━━━ Stored rows

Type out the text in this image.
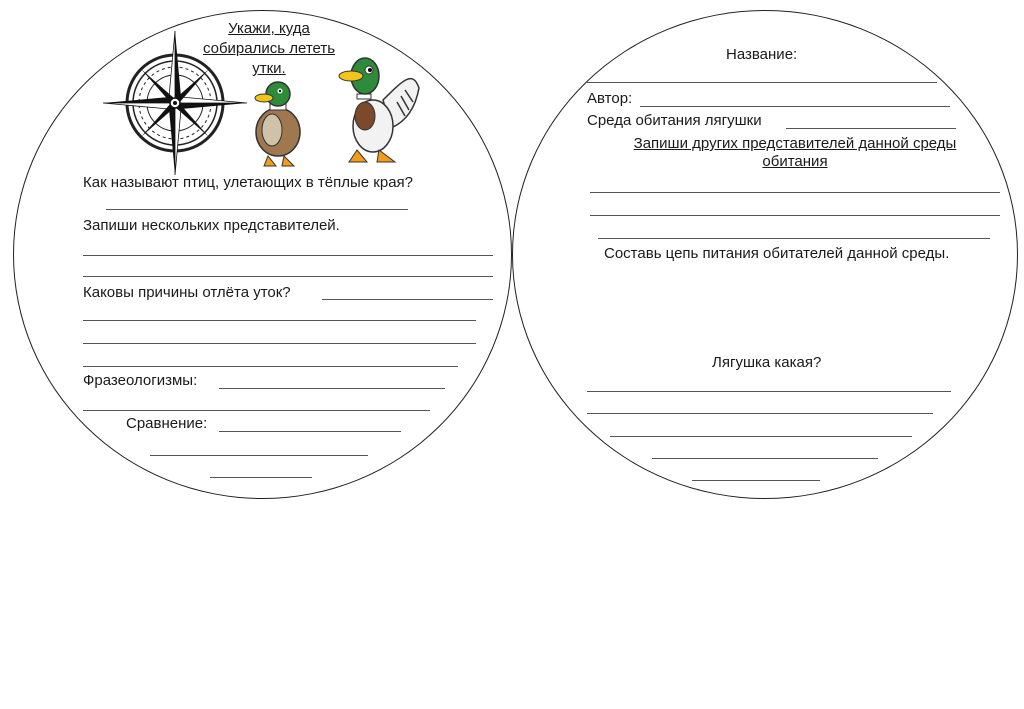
Укажи, куда
собирались лететь
утки.
Как называют птиц, улетающих в тёплые края?
Запиши нескольких представителей.
Каковы причины отлёта уток?
Фразеологизмы:
Сравнение:
Название:
Автор:
Среда обитания лягушки
Запиши других представителей данной среды
обитания
Составь цепь питания обитателей данной среды.
Лягушка какая?
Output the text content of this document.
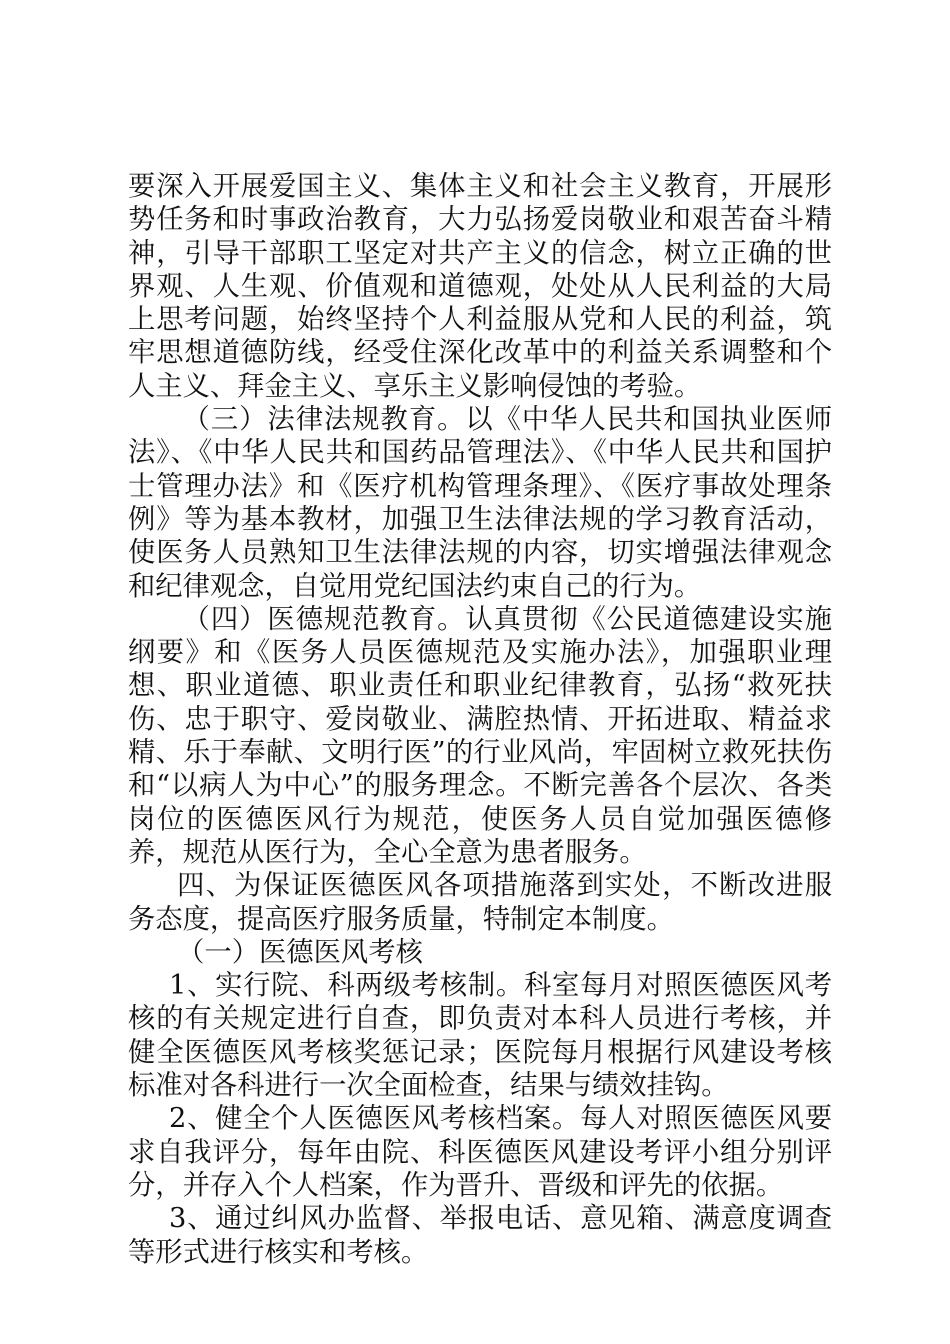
要深入开展爱国主义、集体主义和社会主义教育，开展形势任务和时事政治教育，大力弘扬爱岗敬业和艰苦奋斗精神，引导干部职工坚定对共产主义的信念，树立正确的世界观、人生观、价值观和道德观，处处从人民利益的大局上思考问题，始终坚持个人利益服从党和人民的利益，筑牢思想道德防线，经受住深化改革中的利益关系调整和个人主义、拜金主义、享乐主义影响侵蚀的考验。

（三）法律法规教育。以《中华人民共和国执业医师法》、《中华人民共和国药品管理法》、《中华人民共和国护士管理办法》和《医疗机构管理条理》、《医疗事故处理条例》等为基本教材，加强卫生法律法规的学习教育活动，使医务人员熟知卫生法律法规的内容，切实增强法律观念和纪律观念，自觉用党纪国法约束自己的行为。

（四）医德规范教育。认真贯彻《公民道德建设实施纲要》和《医务人员医德规范及实施办法》，加强职业理想、职业道德、职业责任和职业纪律教育，弘扬“救死扶伤、忠于职守、爱岗敬业、满腔热情、开拓进取、精益求精、乐于奉献、文明行医”的行业风尚，牢固树立救死扶伤和“以病人为中心”的服务理念。不断完善各个层次、各类岗位的医德医风行为规范，使医务人员自觉加强医德修养，规范从医行为，全心全意为患者服务。

四、为保证医德医风各项措施落到实处，不断改进服务态度，提高医疗服务质量，特制定本制度。

（一）医德医风考核

1、实行院、科两级考核制。科室每月对照医德医风考核的有关规定进行自查，即负责对本科人员进行考核，并健全医德医风考核奖惩记录；医院每月根据行风建设考核标准对各科进行一次全面检查，结果与绩效挂钩。

2、健全个人医德医风考核档案。每人对照医德医风要求自我评分，每年由院、科医德医风建设考评小组分别评分，并存入个人档案，作为晋升、晋级和评先的依据。

3、通过纠风办监督、举报电话、意见箱、满意度调查等形式进行核实和考核。
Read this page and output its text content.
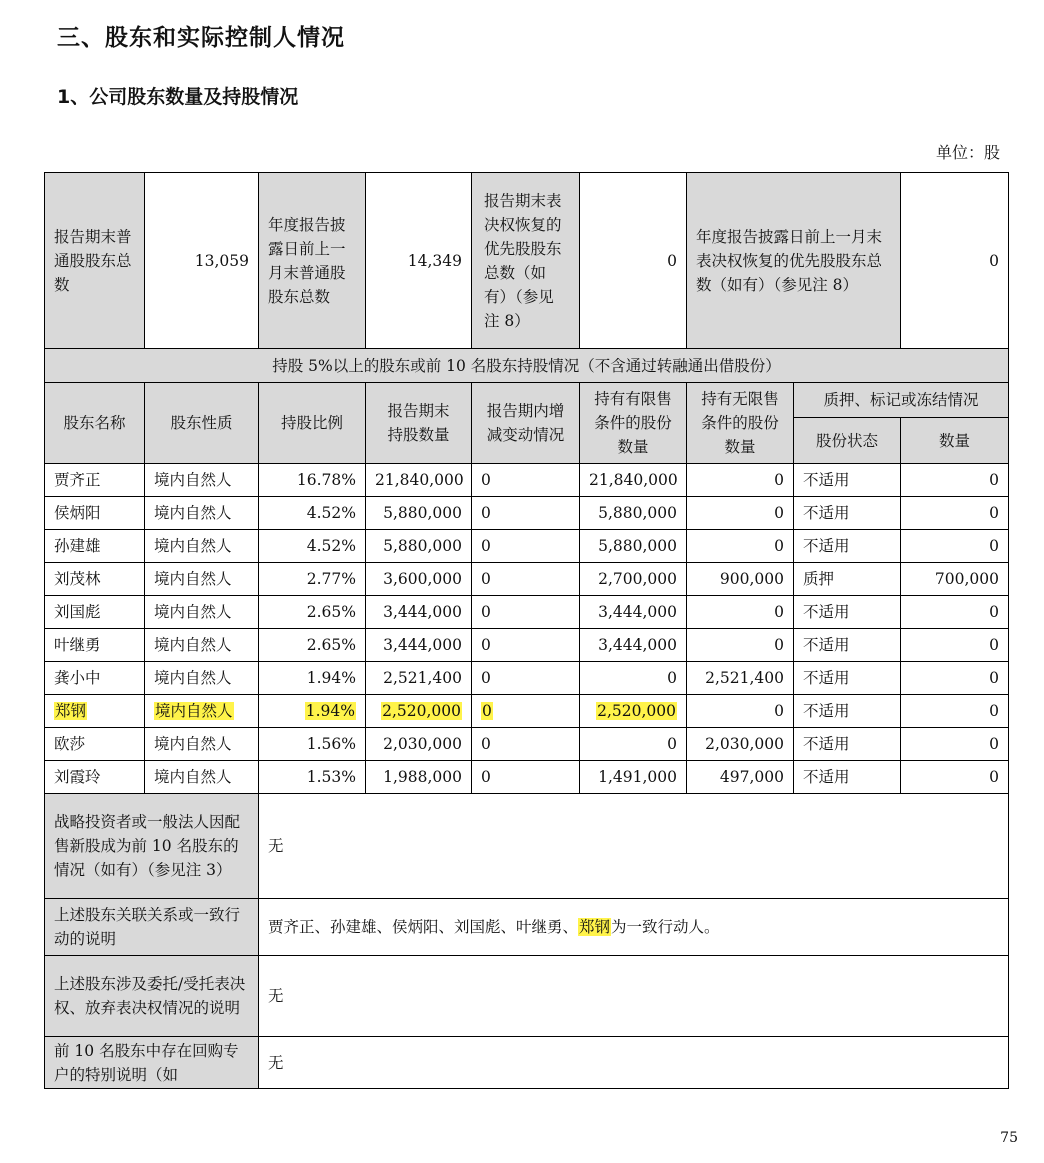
三、股东和实际控制人情况
1、公司股东数量及持股情况
单位：股
报告期末普通股股东总数	13,059	年度报告披露日前上一月末普通股股东总数	14,349	报告期末表决权恢复的优先股股东总数（如有）（参见注 8）	0	年度报告披露日前上一月末表决权恢复的优先股股东总数（如有）（参见注 8）		0
持股 5%以上的股东或前 10 名股东持股情况（不含通过转融通出借股份）								
股东名称	股东性质	持股比例	报告期末持股数量	报告期内增减变动情况	持有有限售条件的股份数量	持有无限售条件的股份数量	质押、标记或冻结情况	
							股份状态	数量
贾齐正	境内自然人	16.78%	21,840,000	0	21,840,000	0	不适用	0
侯炳阳	境内自然人	4.52%	5,880,000	0	5,880,000	0	不适用	0
孙建雄	境内自然人	4.52%	5,880,000	0	5,880,000	0	不适用	0
刘茂林	境内自然人	2.77%	3,600,000	0	2,700,000	900,000	质押	700,000
刘国彪	境内自然人	2.65%	3,444,000	0	3,444,000	0	不适用	0
叶继勇	境内自然人	2.65%	3,444,000	0	3,444,000	0	不适用	0
龚小中	境内自然人	1.94%	2,521,400	0	0	2,521,400	不适用	0
郑钢	境内自然人	1.94%	2,520,000	0	2,520,000	0	不适用	0
欧莎	境内自然人	1.56%	2,030,000	0	0	2,030,000	不适用	0
刘霞玲	境内自然人	1.53%	1,988,000	0	1,491,000	497,000	不适用	0
战略投资者或一般法人因配售新股成为前 10 名股东的情况（如有）（参见注 3）		无						
上述股东关联关系或一致行动的说明		贾齐正、孙建雄、侯炳阳、刘国彪、叶继勇、郑钢为一致行动人。						
上述股东涉及委托/受托表决权、放弃表决权情况的说明		无						
前 10 名股东中存在回购专户的特别说明（如		无						
75
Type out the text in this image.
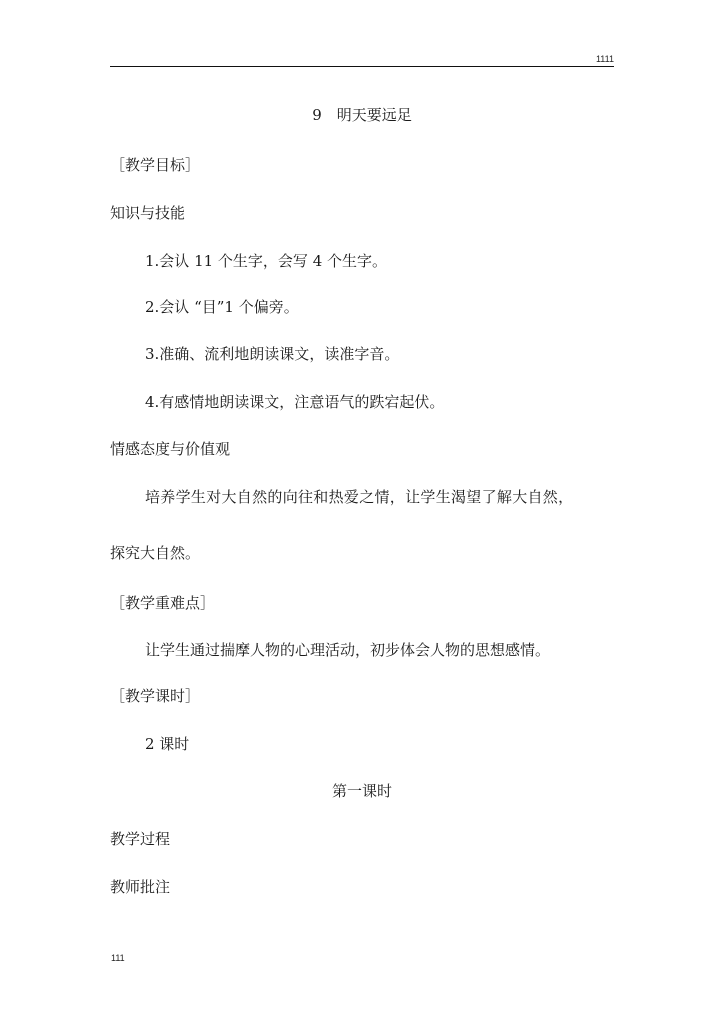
1111
9　明天要远足
［教学目标］
知识与技能
1.会认 11 个生字，会写 4 个生字。
2.会认 “目”1 个偏旁。
3.准确、流利地朗读课文，读准字音。
4.有感情地朗读课文，注意语气的跌宕起伏。
情感态度与价值观
培养学生对大自然的向往和热爱之情，让学生渴望了解大自然，
探究大自然。
［教学重难点］
让学生通过揣摩人物的心理活动，初步体会人物的思想感情。
［教学课时］
2 课时
第一课时
教学过程
教师批注
111
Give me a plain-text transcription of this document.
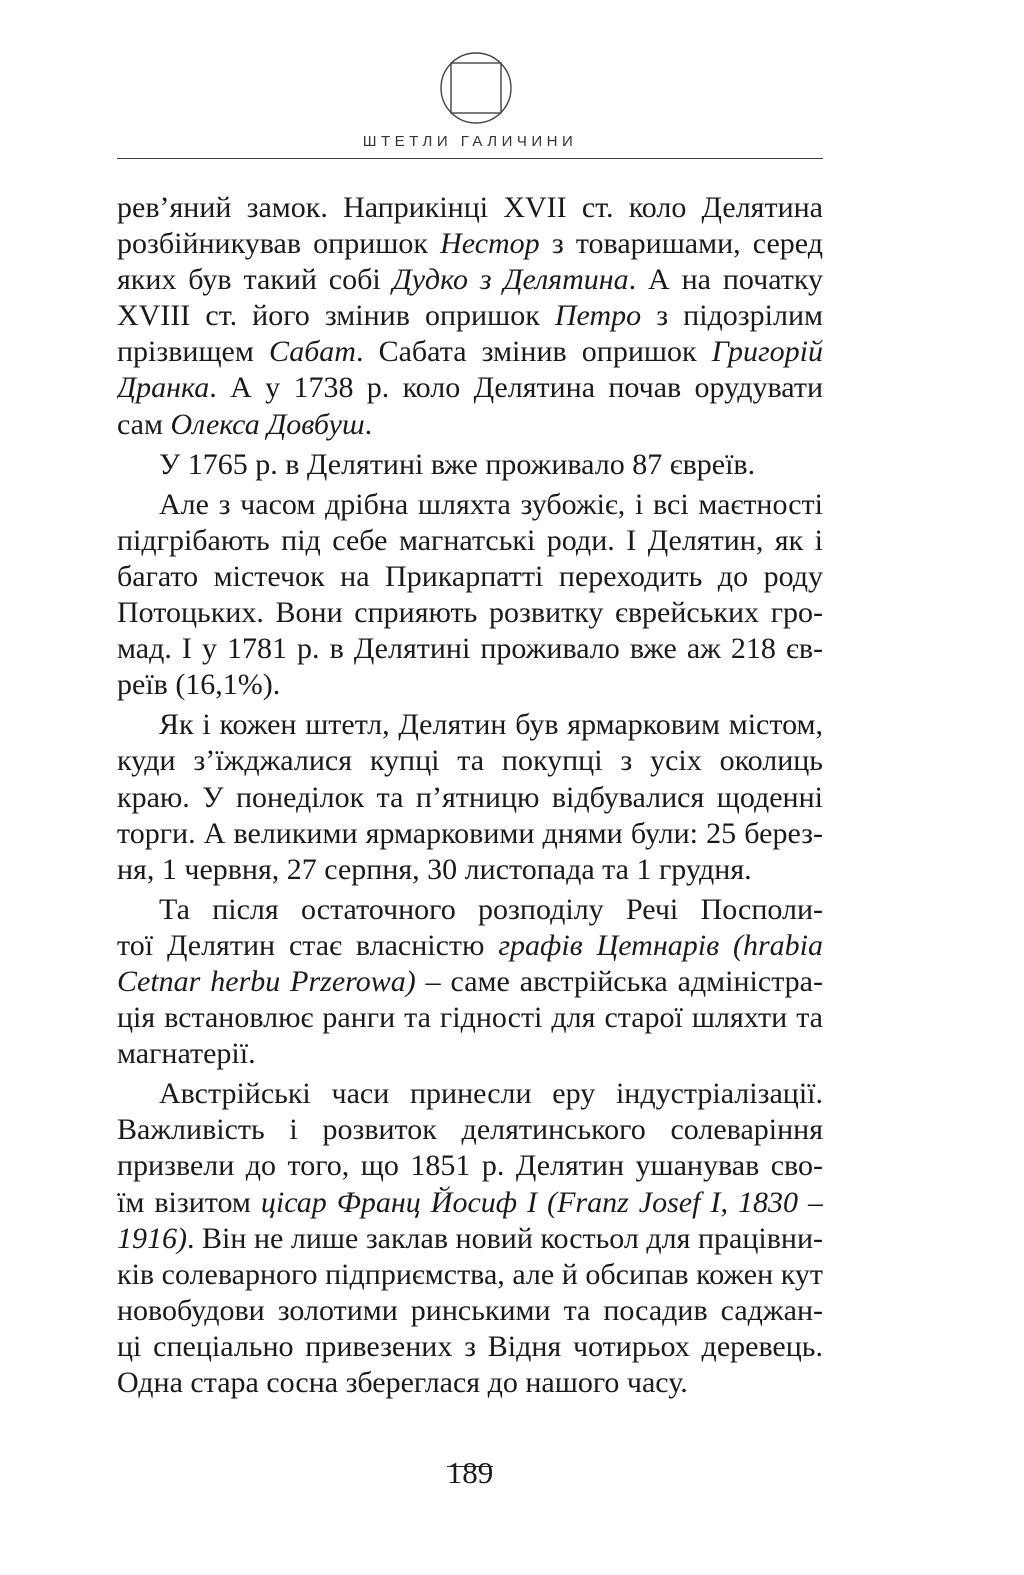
ШТЕТЛИ ГАЛИЧИНИ
рев’яний замок. Наприкінці XVII ст. коло Делятина
розбійникував опришок Нестор з товаришами, серед
яких був такий собі Дудко з Делятина. А на початку
XVIII ст. його змінив опришок Петро з підозрілим
прізвищем Сабат. Сабата змінив опришок Григорій
Дранка. А у 1738 р. коло Делятина почав орудувати
сам Олекса Довбуш.
У 1765 р. в Делятині вже проживало 87 євреїв.
Але з часом дрібна шляхта зубожіє, і всі маєтності
підгрібають під себе магнатські роди. І Делятин, як і
багато містечок на Прикарпатті переходить до роду
Потоцьких. Вони сприяють розвитку єврейських гро-
мад. І у 1781 р. в Делятині проживало вже аж 218 єв-
реїв (16,1%).
Як і кожен штетл, Делятин був ярмарковим містом,
куди з’їжджалися купці та покупці з усіх околиць
краю. У понеділок та п’ятницю відбувалися щоденні
торги. А великими ярмарковими днями були: 25 берез-
ня, 1 червня, 27 серпня, 30 листопада та 1 грудня.
Та після остаточного розподілу Речі Посполи-
тої Делятин стає власністю графів Цетнарів (hrabia
Cetnar herbu Przerowa) – саме австрійська адміністра-
ція встановлює ранги та гідності для старої шляхти та
магнатерії.
Австрійські часи принесли еру індустріалізації.
Важливість і розвиток делятинського солеваріння
призвели до того, що 1851 р. Делятин ушанував сво-
їм візитом цісар Франц Йосиф І (Franz Josef I, 1830 –
1916). Він не лише заклав новий костьол для працівни-
ків солеварного підприємства, але й обсипав кожен кут
новобудови золотими ринськими та посадив саджан-
ці спеціально привезених з Відня чотирьох деревець.
Одна стара сосна збереглася до нашого часу.
189
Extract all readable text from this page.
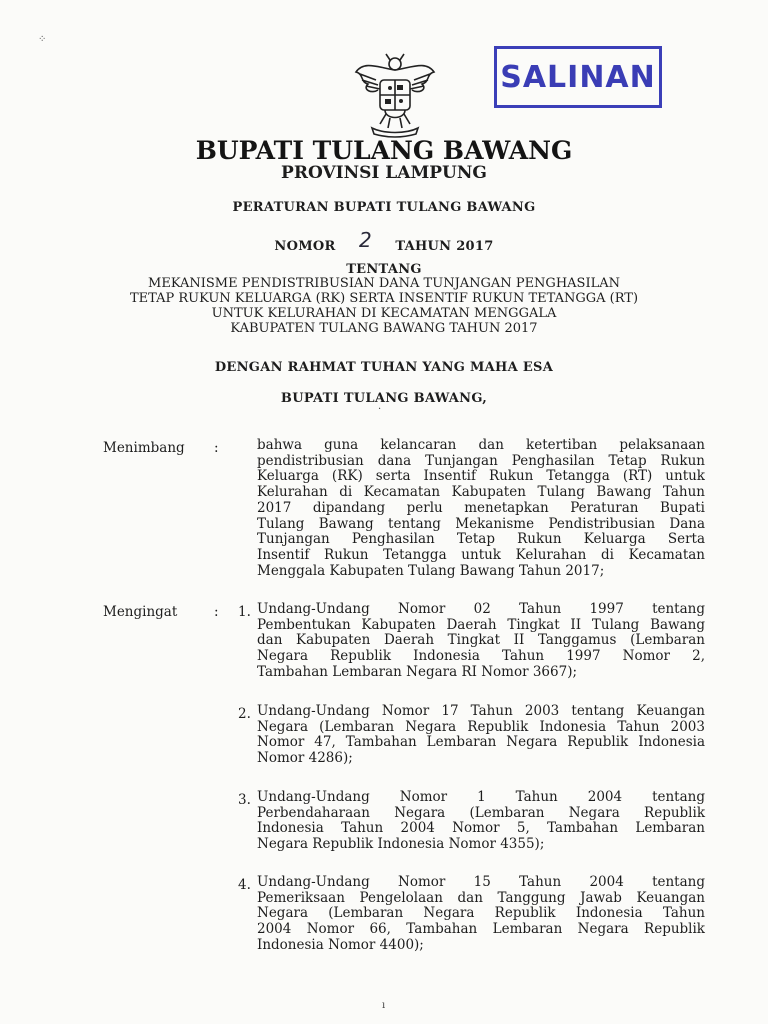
SALINAN
BUPATI TULANG BAWANG
PROVINSI LAMPUNG
PERATURAN BUPATI TULANG BAWANG
NOMOR 2 TAHUN 2017
TENTANG
MEKANISME PENDISTRIBUSIAN DANA TUNJANGAN PENGHASILAN
TETAP RUKUN KELUARGA (RK) SERTA INSENTIF RUKUN TETANGGA (RT)
UNTUK KELURAHAN DI KECAMATAN MENGGALA
KABUPATEN TULANG BAWANG TAHUN 2017
DENGAN RAHMAT TUHAN YANG MAHA ESA
BUPATI TULANG BAWANG,
Menimbang :	bahwa guna kelancaran dan ketertiban pelaksanaan
pendistribusian dana Tunjangan Penghasilan Tetap Rukun
Keluarga (RK) serta Insentif Rukun Tetangga (RT) untuk
Kelurahan di Kecamatan Kabupaten Tulang Bawang Tahun
2017 dipandang perlu menetapkan Peraturan Bupati
Tulang Bawang tentang Mekanisme Pendistribusian Dana
Tunjangan Penghasilan Tetap Rukun Keluarga Serta
Insentif Rukun Tetangga untuk Kelurahan di Kecamatan
Menggala Kabupaten Tulang Bawang Tahun 2017;
Mengingat	: 1. Undang-Undang Nomor 02 Tahun 1997 tentang
Pembentukan Kabupaten Daerah Tingkat II Tulang Bawang
dan Kabupaten Daerah Tingkat II Tanggamus (Lembaran
Negara Republik Indonesia Tahun 1997 Nomor 2,
Tambahan Lembaran Negara RI Nomor 3667);
2. Undang-Undang Nomor 17 Tahun 2003 tentang Keuangan
Negara (Lembaran Negara Republik Indonesia Tahun 2003
Nomor 47, Tambahan Lembaran Negara Republik Indonesia
Nomor 4286);
3. Undang-Undang Nomor 1 Tahun 2004 tentang
Perbendaharaan Negara (Lembaran Negara Republik
Indonesia Tahun 2004 Nomor 5, Tambahan Lembaran
Negara Republik Indonesia Nomor 4355);
4. Undang-Undang Nomor 15 Tahun 2004 tentang
Pemeriksaan Pengelolaan dan Tanggung Jawab Keuangan
Negara (Lembaran Negara Republik Indonesia Tahun
2004 Nomor 66, Tambahan Lembaran Negara Republik
Indonesia Nomor 4400);
·
ı
⁘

━━━━━━

Written request: Lines containing the word "Lembaran" are to be tallied; report only the total.

Expected answer: 8